- Written request -
In each of the entries below, swap every occurrence of "card-line" for "card-divider" and write the lines out again with everything else left as it is.
━━━
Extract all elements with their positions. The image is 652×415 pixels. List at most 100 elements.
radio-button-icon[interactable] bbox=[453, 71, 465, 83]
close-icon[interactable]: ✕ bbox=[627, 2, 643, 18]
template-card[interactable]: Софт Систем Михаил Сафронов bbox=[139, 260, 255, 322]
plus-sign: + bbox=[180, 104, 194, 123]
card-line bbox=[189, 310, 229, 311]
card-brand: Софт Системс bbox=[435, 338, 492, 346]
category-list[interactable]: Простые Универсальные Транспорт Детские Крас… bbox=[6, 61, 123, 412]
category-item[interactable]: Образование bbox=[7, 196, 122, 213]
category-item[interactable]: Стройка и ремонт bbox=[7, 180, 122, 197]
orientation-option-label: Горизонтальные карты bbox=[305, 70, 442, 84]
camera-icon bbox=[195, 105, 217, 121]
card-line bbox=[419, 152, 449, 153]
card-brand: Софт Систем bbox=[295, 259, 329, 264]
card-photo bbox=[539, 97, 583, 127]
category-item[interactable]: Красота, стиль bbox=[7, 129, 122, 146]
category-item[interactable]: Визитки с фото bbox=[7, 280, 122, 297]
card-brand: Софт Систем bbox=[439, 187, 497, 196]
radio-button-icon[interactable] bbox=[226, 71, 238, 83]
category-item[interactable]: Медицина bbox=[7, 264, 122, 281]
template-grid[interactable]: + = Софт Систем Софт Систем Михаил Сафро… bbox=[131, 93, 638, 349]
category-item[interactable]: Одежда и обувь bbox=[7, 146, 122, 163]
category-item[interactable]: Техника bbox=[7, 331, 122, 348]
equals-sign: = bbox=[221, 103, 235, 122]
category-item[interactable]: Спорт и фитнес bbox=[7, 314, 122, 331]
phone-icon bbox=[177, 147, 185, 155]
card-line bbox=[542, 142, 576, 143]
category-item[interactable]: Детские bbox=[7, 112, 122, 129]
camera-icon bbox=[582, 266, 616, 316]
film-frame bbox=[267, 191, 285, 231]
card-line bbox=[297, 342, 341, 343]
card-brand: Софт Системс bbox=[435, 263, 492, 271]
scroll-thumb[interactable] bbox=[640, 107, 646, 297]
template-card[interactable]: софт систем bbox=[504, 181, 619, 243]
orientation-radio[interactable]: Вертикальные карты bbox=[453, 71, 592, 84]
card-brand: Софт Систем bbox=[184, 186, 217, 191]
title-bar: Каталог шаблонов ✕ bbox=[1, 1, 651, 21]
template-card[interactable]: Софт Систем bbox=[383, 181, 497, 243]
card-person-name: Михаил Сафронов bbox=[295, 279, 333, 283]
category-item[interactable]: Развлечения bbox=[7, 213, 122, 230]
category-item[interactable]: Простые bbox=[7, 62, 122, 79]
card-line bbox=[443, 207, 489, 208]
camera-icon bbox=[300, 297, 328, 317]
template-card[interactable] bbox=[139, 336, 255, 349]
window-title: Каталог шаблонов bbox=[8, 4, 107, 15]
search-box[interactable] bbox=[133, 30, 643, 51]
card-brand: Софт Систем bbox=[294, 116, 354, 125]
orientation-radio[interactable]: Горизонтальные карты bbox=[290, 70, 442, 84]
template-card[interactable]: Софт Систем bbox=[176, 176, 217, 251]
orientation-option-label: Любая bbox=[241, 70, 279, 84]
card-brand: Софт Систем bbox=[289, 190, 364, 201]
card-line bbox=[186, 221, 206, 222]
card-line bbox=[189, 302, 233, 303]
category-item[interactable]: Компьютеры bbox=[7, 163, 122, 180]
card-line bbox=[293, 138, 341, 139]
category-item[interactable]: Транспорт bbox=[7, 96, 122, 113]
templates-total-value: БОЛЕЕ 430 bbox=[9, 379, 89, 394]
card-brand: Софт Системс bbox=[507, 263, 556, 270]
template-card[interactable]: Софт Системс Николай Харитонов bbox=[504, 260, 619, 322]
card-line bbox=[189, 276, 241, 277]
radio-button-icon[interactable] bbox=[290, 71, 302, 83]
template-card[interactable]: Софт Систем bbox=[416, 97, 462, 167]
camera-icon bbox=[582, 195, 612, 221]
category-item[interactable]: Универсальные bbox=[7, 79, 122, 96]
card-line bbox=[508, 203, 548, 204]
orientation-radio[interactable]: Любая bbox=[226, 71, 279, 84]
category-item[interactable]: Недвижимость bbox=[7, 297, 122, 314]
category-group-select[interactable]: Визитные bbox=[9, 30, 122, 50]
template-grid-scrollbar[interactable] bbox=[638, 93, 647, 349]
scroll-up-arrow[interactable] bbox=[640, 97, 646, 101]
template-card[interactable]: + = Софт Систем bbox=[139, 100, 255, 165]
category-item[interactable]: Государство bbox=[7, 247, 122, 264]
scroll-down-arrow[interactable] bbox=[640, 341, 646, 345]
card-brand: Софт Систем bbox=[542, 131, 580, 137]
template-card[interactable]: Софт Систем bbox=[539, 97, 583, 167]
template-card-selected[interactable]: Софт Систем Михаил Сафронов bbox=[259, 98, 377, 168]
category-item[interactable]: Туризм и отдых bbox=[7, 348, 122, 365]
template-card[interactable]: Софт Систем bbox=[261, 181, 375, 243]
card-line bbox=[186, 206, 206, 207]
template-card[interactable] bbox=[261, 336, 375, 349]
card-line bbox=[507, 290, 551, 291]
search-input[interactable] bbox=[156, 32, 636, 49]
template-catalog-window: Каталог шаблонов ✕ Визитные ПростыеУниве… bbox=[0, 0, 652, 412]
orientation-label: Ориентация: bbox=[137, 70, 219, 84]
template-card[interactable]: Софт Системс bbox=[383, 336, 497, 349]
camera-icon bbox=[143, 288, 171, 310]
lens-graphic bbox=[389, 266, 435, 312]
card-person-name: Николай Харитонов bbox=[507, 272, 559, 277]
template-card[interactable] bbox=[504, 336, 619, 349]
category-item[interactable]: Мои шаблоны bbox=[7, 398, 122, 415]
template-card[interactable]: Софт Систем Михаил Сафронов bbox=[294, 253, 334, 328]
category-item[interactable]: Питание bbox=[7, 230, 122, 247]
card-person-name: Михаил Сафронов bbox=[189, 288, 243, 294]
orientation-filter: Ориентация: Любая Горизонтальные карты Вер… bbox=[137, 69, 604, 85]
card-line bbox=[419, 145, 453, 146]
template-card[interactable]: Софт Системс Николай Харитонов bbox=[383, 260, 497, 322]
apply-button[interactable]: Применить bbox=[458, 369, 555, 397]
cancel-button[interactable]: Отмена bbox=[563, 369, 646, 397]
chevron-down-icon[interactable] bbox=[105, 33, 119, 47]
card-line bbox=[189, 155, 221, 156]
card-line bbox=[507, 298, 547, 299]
━━━
- Solution for this exercise -
Extract all elements with their positions. The image is 652×415 pixels. List at most 100 elements.
radio-button-icon[interactable] bbox=[453, 71, 465, 83]
close-icon[interactable]: ✕ bbox=[627, 2, 643, 18]
template-card[interactable]: Софт Систем Михаил Сафронов bbox=[139, 260, 255, 322]
plus-sign: + bbox=[180, 104, 194, 123]
card-divider bbox=[189, 310, 229, 311]
card-brand: Софт Системс bbox=[435, 338, 492, 346]
category-list[interactable]: Простые Универсальные Транспорт Детские Крас… bbox=[6, 61, 123, 412]
category-item[interactable]: Образование bbox=[7, 196, 122, 213]
category-item[interactable]: Стройка и ремонт bbox=[7, 180, 122, 197]
orientation-option-label: Горизонтальные карты bbox=[305, 70, 442, 84]
camera-icon bbox=[195, 105, 217, 121]
card-divider bbox=[419, 152, 449, 153]
card-brand: Софт Систем bbox=[295, 259, 329, 264]
card-photo bbox=[539, 97, 583, 127]
category-item[interactable]: Красота, стиль bbox=[7, 129, 122, 146]
category-item[interactable]: Визитки с фото bbox=[7, 280, 122, 297]
card-brand: Софт Систем bbox=[439, 187, 497, 196]
radio-button-icon[interactable] bbox=[226, 71, 238, 83]
category-item[interactable]: Медицина bbox=[7, 264, 122, 281]
template-grid[interactable]: + = Софт Систем Софт Систем Михаил Сафро… bbox=[131, 93, 638, 349]
category-item[interactable]: Одежда и обувь bbox=[7, 146, 122, 163]
category-item[interactable]: Техника bbox=[7, 331, 122, 348]
equals-sign: = bbox=[221, 103, 235, 122]
category-item[interactable]: Спорт и фитнес bbox=[7, 314, 122, 331]
phone-icon bbox=[177, 147, 185, 155]
card-divider bbox=[542, 142, 576, 143]
category-item[interactable]: Детские bbox=[7, 112, 122, 129]
camera-icon bbox=[582, 266, 616, 316]
film-frame bbox=[267, 191, 285, 231]
card-divider bbox=[297, 342, 341, 343]
card-brand: Софт Системс bbox=[435, 263, 492, 271]
scroll-thumb[interactable] bbox=[640, 107, 646, 297]
template-card[interactable]: софт систем bbox=[504, 181, 619, 243]
orientation-radio[interactable]: Вертикальные карты bbox=[453, 71, 592, 84]
card-brand: Софт Систем bbox=[184, 186, 217, 191]
title-bar: Каталог шаблонов ✕ bbox=[1, 1, 651, 21]
template-card[interactable]: Софт Систем bbox=[383, 181, 497, 243]
card-person-name: Михаил Сафронов bbox=[295, 279, 333, 283]
category-item[interactable]: Развлечения bbox=[7, 213, 122, 230]
category-item[interactable]: Простые bbox=[7, 62, 122, 79]
card-divider bbox=[443, 207, 489, 208]
camera-icon bbox=[300, 297, 328, 317]
template-card[interactable] bbox=[139, 336, 255, 349]
window-title: Каталог шаблонов bbox=[8, 4, 107, 15]
search-box[interactable] bbox=[133, 30, 643, 51]
card-brand: Софт Систем bbox=[294, 116, 354, 125]
orientation-radio[interactable]: Горизонтальные карты bbox=[290, 70, 442, 84]
template-card[interactable]: Софт Систем bbox=[176, 176, 217, 251]
orientation-option-label: Любая bbox=[241, 70, 279, 84]
card-brand: Софт Систем bbox=[289, 190, 364, 201]
card-divider bbox=[186, 221, 206, 222]
card-divider bbox=[189, 302, 233, 303]
category-item[interactable]: Компьютеры bbox=[7, 163, 122, 180]
card-divider bbox=[293, 138, 341, 139]
category-item[interactable]: Транспорт bbox=[7, 96, 122, 113]
templates-total-value: БОЛЕЕ 430 bbox=[9, 379, 89, 394]
card-brand: Софт Системс bbox=[507, 263, 556, 270]
template-card[interactable]: Софт Системс Николай Харитонов bbox=[504, 260, 619, 322]
card-divider bbox=[189, 276, 241, 277]
radio-button-icon[interactable] bbox=[290, 71, 302, 83]
template-card[interactable]: Софт Систем bbox=[416, 97, 462, 167]
camera-icon bbox=[582, 195, 612, 221]
category-item[interactable]: Универсальные bbox=[7, 79, 122, 96]
card-divider bbox=[508, 203, 548, 204]
orientation-radio[interactable]: Любая bbox=[226, 71, 279, 84]
category-item[interactable]: Недвижимость bbox=[7, 297, 122, 314]
category-group-select[interactable]: Визитные bbox=[9, 30, 122, 50]
template-grid-scrollbar[interactable] bbox=[638, 93, 647, 349]
scroll-up-arrow[interactable] bbox=[640, 97, 646, 101]
template-card[interactable]: + = Софт Систем bbox=[139, 100, 255, 165]
category-item[interactable]: Государство bbox=[7, 247, 122, 264]
scroll-down-arrow[interactable] bbox=[640, 341, 646, 345]
card-brand: Софт Систем bbox=[542, 131, 580, 137]
template-card[interactable]: Софт Систем bbox=[539, 97, 583, 167]
template-card-selected[interactable]: Софт Систем Михаил Сафронов bbox=[259, 98, 377, 168]
category-item[interactable]: Туризм и отдых bbox=[7, 348, 122, 365]
template-card[interactable]: Софт Систем bbox=[261, 181, 375, 243]
card-divider bbox=[186, 206, 206, 207]
template-card[interactable] bbox=[261, 336, 375, 349]
card-divider bbox=[507, 290, 551, 291]
search-input[interactable] bbox=[156, 32, 636, 49]
template-catalog-window: Каталог шаблонов ✕ Визитные ПростыеУниве… bbox=[0, 0, 652, 412]
orientation-label: Ориентация: bbox=[137, 70, 219, 84]
template-card[interactable]: Софт Системс bbox=[383, 336, 497, 349]
camera-icon bbox=[143, 288, 171, 310]
lens-graphic bbox=[389, 266, 435, 312]
card-person-name: Николай Харитонов bbox=[507, 272, 559, 277]
template-card[interactable] bbox=[504, 336, 619, 349]
category-item[interactable]: Мои шаблоны bbox=[7, 398, 122, 415]
template-card[interactable]: Софт Систем Михаил Сафронов bbox=[294, 253, 334, 328]
category-item[interactable]: Питание bbox=[7, 230, 122, 247]
card-person-name: Михаил Сафронов bbox=[189, 288, 243, 294]
orientation-filter: Ориентация: Любая Горизонтальные карты Вер… bbox=[137, 69, 604, 85]
card-divider bbox=[419, 145, 453, 146]
template-card[interactable]: Софт Системс Николай Харитонов bbox=[383, 260, 497, 322]
apply-button[interactable]: Применить bbox=[458, 369, 555, 397]
cancel-button[interactable]: Отмена bbox=[563, 369, 646, 397]
chevron-down-icon[interactable] bbox=[105, 33, 119, 47]
card-divider bbox=[189, 155, 221, 156]
card-divider bbox=[507, 298, 547, 299]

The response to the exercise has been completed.